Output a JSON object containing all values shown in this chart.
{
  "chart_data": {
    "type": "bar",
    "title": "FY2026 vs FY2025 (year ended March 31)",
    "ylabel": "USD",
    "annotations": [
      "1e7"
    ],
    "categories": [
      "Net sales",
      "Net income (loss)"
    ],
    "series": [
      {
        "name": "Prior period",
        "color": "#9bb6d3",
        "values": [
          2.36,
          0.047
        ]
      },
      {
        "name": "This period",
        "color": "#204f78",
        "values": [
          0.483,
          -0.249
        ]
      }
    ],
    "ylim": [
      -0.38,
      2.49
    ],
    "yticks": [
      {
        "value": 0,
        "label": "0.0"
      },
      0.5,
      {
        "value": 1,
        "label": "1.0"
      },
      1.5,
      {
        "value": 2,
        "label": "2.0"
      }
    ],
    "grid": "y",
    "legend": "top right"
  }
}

+--

== What to do ==
Exactly reproduce every line of the records.

== Answer for the task ==
Output a JSON object containing all values shown in this chart.
{
  "chart_data": {
    "type": "bar",
    "title": "FY2026 vs FY2025 (year ended March 31)",
    "ylabel": "USD",
    "annotations": [
      "1e7"
    ],
    "categories": [
      "Net sales",
      "Net income (loss)"
    ],
    "series": [
      {
        "name": "Prior period",
        "color": "#9bb6d3",
        "values": [
          2.36,
          0.047
        ]
      },
      {
        "name": "This period",
        "color": "#204f78",
        "values": [
          0.483,
          -0.249
        ]
      }
    ],
    "ylim": [
      -0.38,
      2.49
    ],
    "yticks": [
      {
        "value": 0,
        "label": "0.0"
      },
      0.5,
      {
        "value": 1,
        "label": "1.0"
      },
      1.5,
      {
        "value": 2,
        "label": "2.0"
      }
    ],
    "grid": "y",
    "legend": "top right"
  }
}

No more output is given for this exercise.